— Begin PROVIDED RECORDS —
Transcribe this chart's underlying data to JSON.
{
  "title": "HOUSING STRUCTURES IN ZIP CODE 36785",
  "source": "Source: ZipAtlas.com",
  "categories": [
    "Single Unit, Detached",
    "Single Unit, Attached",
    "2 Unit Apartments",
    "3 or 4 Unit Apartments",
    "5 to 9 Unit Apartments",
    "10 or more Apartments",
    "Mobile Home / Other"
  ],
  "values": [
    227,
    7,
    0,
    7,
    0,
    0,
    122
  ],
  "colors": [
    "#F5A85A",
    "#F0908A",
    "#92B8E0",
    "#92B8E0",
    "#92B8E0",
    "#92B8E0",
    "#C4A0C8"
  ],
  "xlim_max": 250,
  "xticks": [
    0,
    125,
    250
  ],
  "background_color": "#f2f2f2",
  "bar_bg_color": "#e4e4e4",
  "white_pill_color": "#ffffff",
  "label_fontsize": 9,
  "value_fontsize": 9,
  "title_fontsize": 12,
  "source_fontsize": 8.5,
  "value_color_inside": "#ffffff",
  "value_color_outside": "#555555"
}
— End PROVIDED RECORDS —
- **TASK DESCRIPTION**: Each entry above is to be printed again exactly.

- **EXERCISE SOLUTION**:
Transcribe this chart's underlying data to JSON.
{
  "title": "HOUSING STRUCTURES IN ZIP CODE 36785",
  "source": "Source: ZipAtlas.com",
  "categories": [
    "Single Unit, Detached",
    "Single Unit, Attached",
    "2 Unit Apartments",
    "3 or 4 Unit Apartments",
    "5 to 9 Unit Apartments",
    "10 or more Apartments",
    "Mobile Home / Other"
  ],
  "values": [
    227,
    7,
    0,
    7,
    0,
    0,
    122
  ],
  "colors": [
    "#F5A85A",
    "#F0908A",
    "#92B8E0",
    "#92B8E0",
    "#92B8E0",
    "#92B8E0",
    "#C4A0C8"
  ],
  "xlim_max": 250,
  "xticks": [
    0,
    125,
    250
  ],
  "background_color": "#f2f2f2",
  "bar_bg_color": "#e4e4e4",
  "white_pill_color": "#ffffff",
  "label_fontsize": 9,
  "value_fontsize": 9,
  "title_fontsize": 12,
  "source_fontsize": 8.5,
  "value_color_inside": "#ffffff",
  "value_color_outside": "#555555"
}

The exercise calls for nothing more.